▶ **THE REQUEST**: Repeat all the material exactly; pictures stay out of your copy.

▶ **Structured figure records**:

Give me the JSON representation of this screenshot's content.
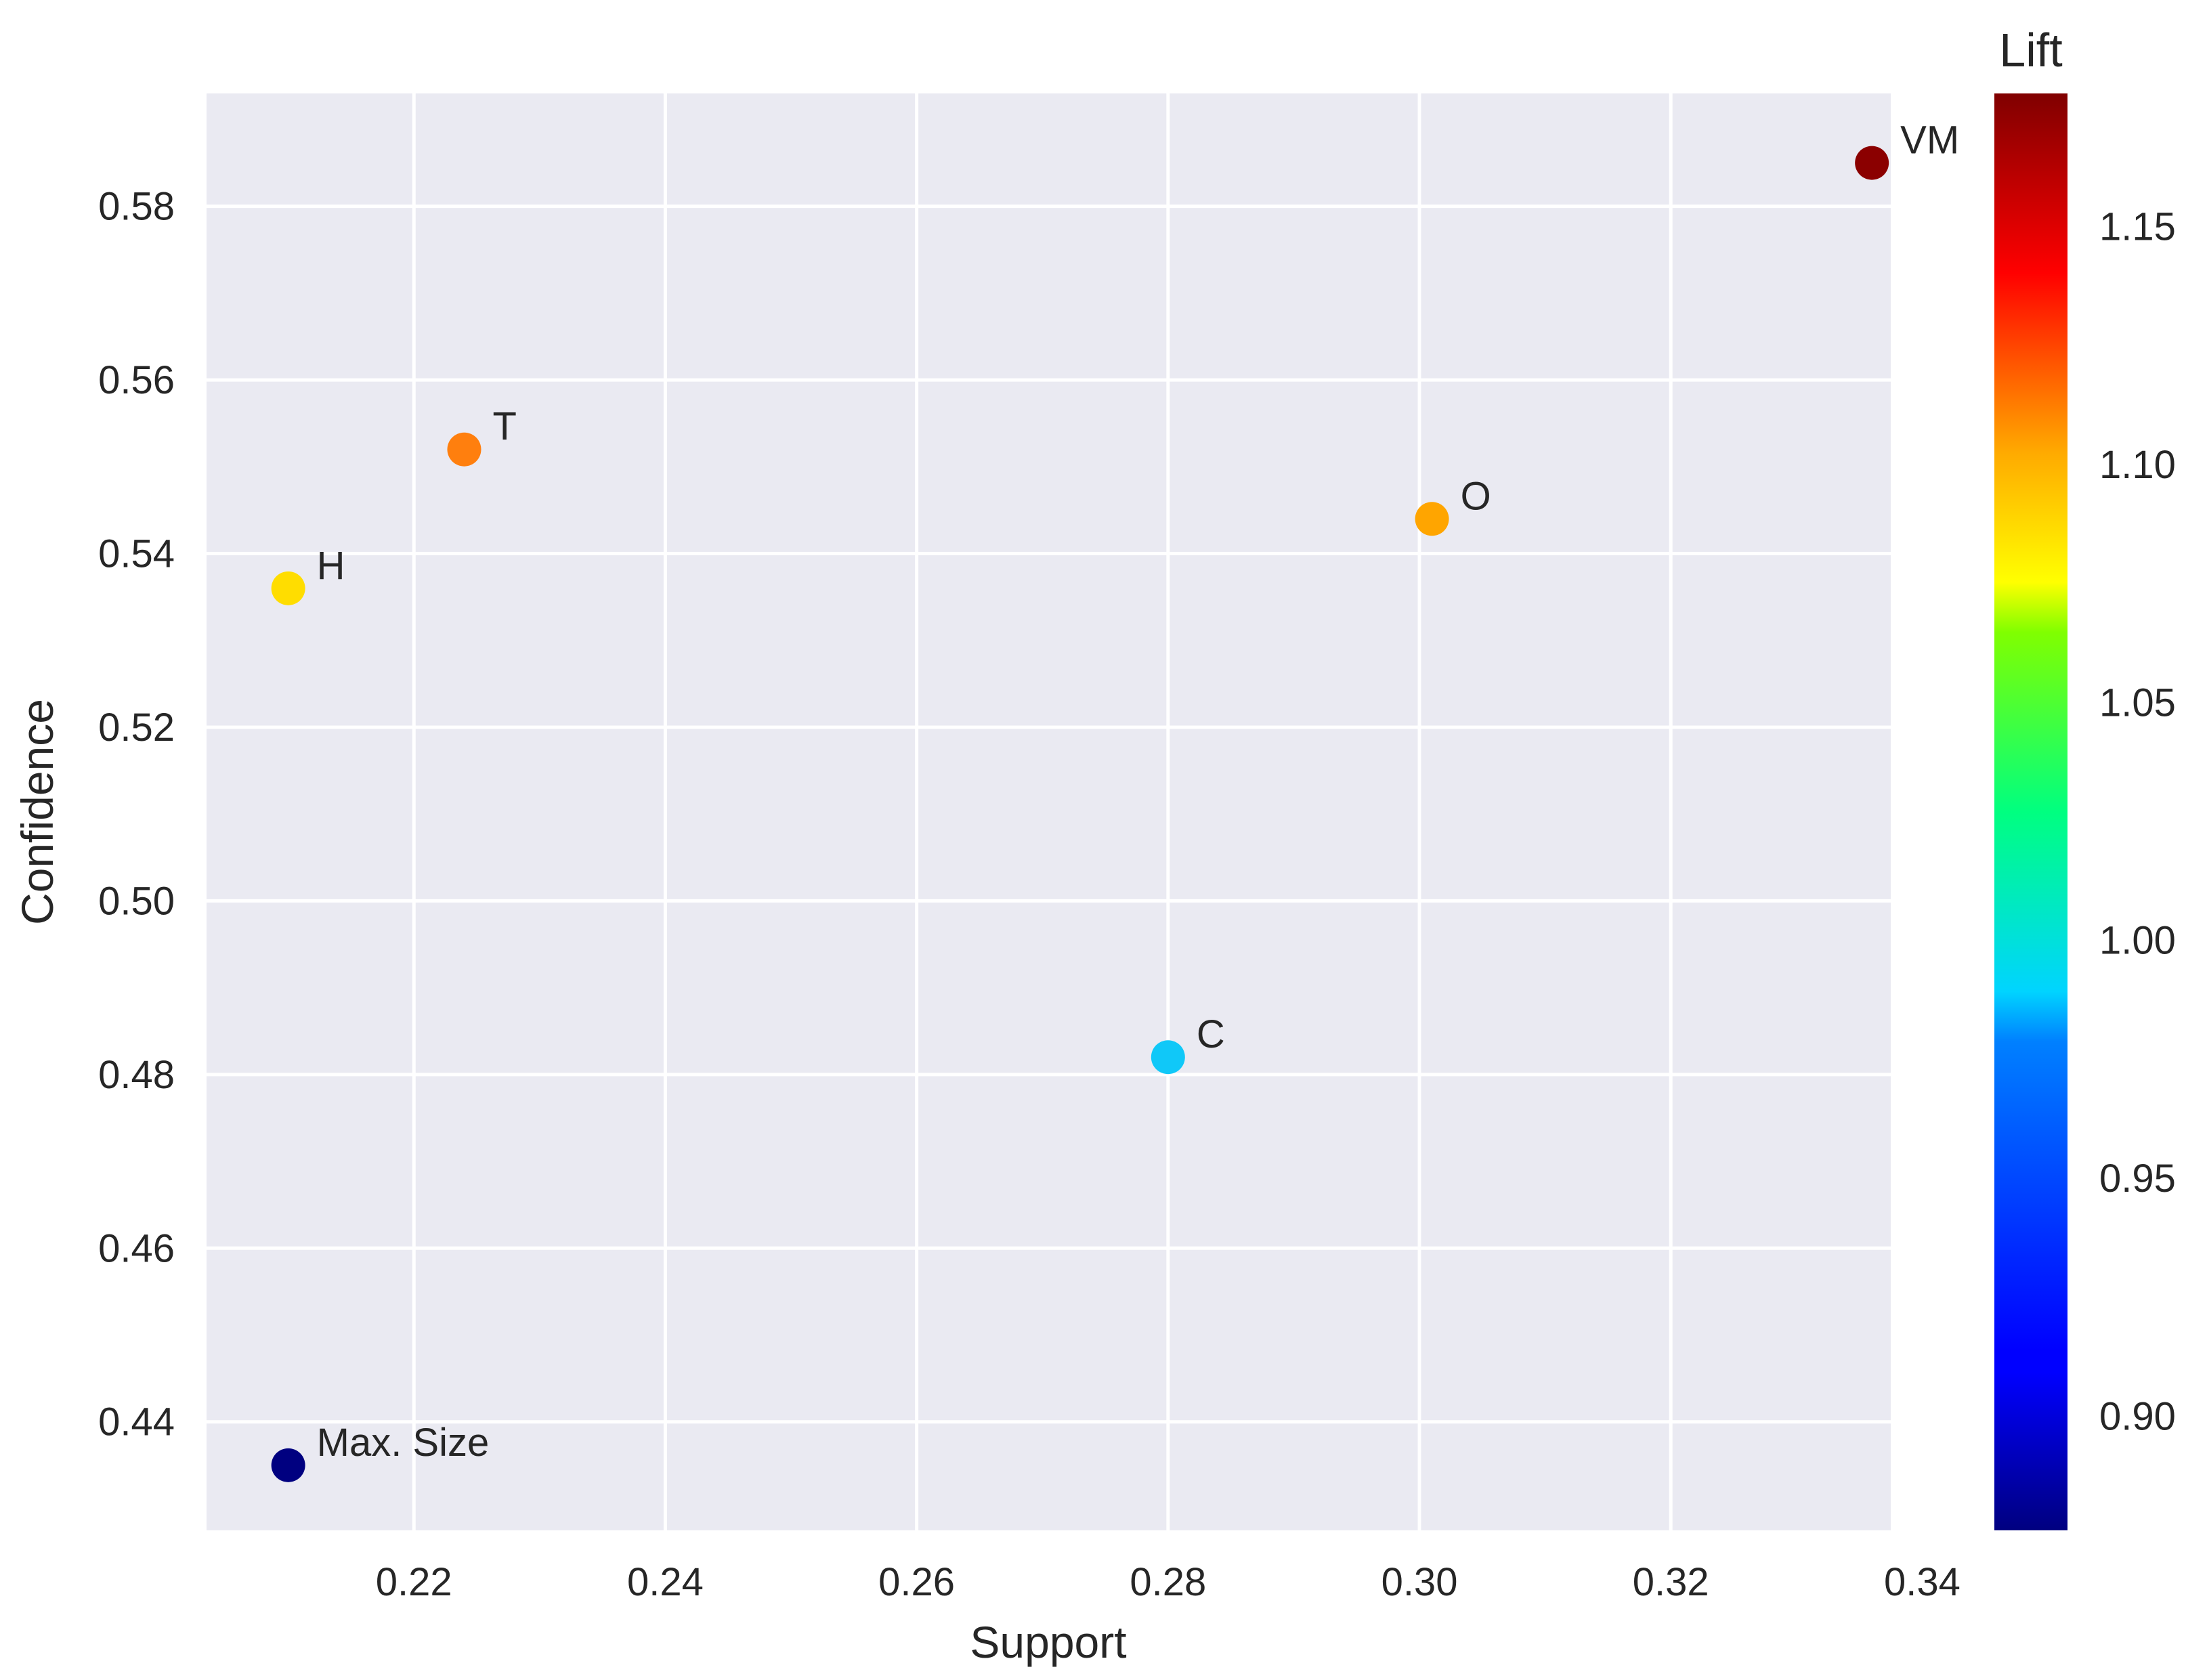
{
  "chart_data": {
    "type": "scatter",
    "xlabel": "Support",
    "ylabel": "Confidence",
    "xlim": [
      0.2035,
      0.3375
    ],
    "ylim": [
      0.4275,
      0.593
    ],
    "xticks": [
      0.22,
      0.24,
      0.26,
      0.28,
      0.3,
      0.32,
      0.34
    ],
    "xtick_labels": [
      "0.22",
      "0.24",
      "0.26",
      "0.28",
      "0.30",
      "0.32",
      "0.34"
    ],
    "yticks": [
      0.44,
      0.46,
      0.48,
      0.5,
      0.52,
      0.54,
      0.56,
      0.58
    ],
    "ytick_labels": [
      "0.44",
      "0.46",
      "0.48",
      "0.50",
      "0.52",
      "0.54",
      "0.56",
      "0.58"
    ],
    "grid": true,
    "background": "#eaeaf2",
    "colorbar": {
      "title": "Lift",
      "colormap": "jet",
      "range": [
        0.876,
        1.178
      ],
      "ticks": [
        0.9,
        0.95,
        1.0,
        1.05,
        1.1,
        1.15
      ],
      "tick_labels": [
        "0.90",
        "0.95",
        "1.00",
        "1.05",
        "1.10",
        "1.15"
      ]
    },
    "points": [
      {
        "label": "VM",
        "support": 0.336,
        "confidence": 0.585,
        "lift": 1.178,
        "color": "#8b0000"
      },
      {
        "label": "T",
        "support": 0.224,
        "confidence": 0.552,
        "lift": 1.115,
        "color": "#ff7f0e"
      },
      {
        "label": "O",
        "support": 0.301,
        "confidence": 0.544,
        "lift": 1.095,
        "color": "#ffa500"
      },
      {
        "label": "H",
        "support": 0.21,
        "confidence": 0.536,
        "lift": 1.078,
        "color": "#ffdd00"
      },
      {
        "label": "C",
        "support": 0.28,
        "confidence": 0.482,
        "lift": 0.975,
        "color": "#10c8f8"
      },
      {
        "label": "Max. Size",
        "support": 0.21,
        "confidence": 0.435,
        "lift": 0.876,
        "color": "#000080"
      }
    ]
  }
}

▶ **REPLY**:
Give me the JSON representation of this screenshot's content.
{
  "chart_data": {
    "type": "scatter",
    "xlabel": "Support",
    "ylabel": "Confidence",
    "xlim": [
      0.2035,
      0.3375
    ],
    "ylim": [
      0.4275,
      0.593
    ],
    "xticks": [
      0.22,
      0.24,
      0.26,
      0.28,
      0.3,
      0.32,
      0.34
    ],
    "xtick_labels": [
      "0.22",
      "0.24",
      "0.26",
      "0.28",
      "0.30",
      "0.32",
      "0.34"
    ],
    "yticks": [
      0.44,
      0.46,
      0.48,
      0.5,
      0.52,
      0.54,
      0.56,
      0.58
    ],
    "ytick_labels": [
      "0.44",
      "0.46",
      "0.48",
      "0.50",
      "0.52",
      "0.54",
      "0.56",
      "0.58"
    ],
    "grid": true,
    "background": "#eaeaf2",
    "colorbar": {
      "title": "Lift",
      "colormap": "jet",
      "range": [
        0.876,
        1.178
      ],
      "ticks": [
        0.9,
        0.95,
        1.0,
        1.05,
        1.1,
        1.15
      ],
      "tick_labels": [
        "0.90",
        "0.95",
        "1.00",
        "1.05",
        "1.10",
        "1.15"
      ]
    },
    "points": [
      {
        "label": "VM",
        "support": 0.336,
        "confidence": 0.585,
        "lift": 1.178,
        "color": "#8b0000"
      },
      {
        "label": "T",
        "support": 0.224,
        "confidence": 0.552,
        "lift": 1.115,
        "color": "#ff7f0e"
      },
      {
        "label": "O",
        "support": 0.301,
        "confidence": 0.544,
        "lift": 1.095,
        "color": "#ffa500"
      },
      {
        "label": "H",
        "support": 0.21,
        "confidence": 0.536,
        "lift": 1.078,
        "color": "#ffdd00"
      },
      {
        "label": "C",
        "support": 0.28,
        "confidence": 0.482,
        "lift": 0.975,
        "color": "#10c8f8"
      },
      {
        "label": "Max. Size",
        "support": 0.21,
        "confidence": 0.435,
        "lift": 0.876,
        "color": "#000080"
      }
    ]
  }
}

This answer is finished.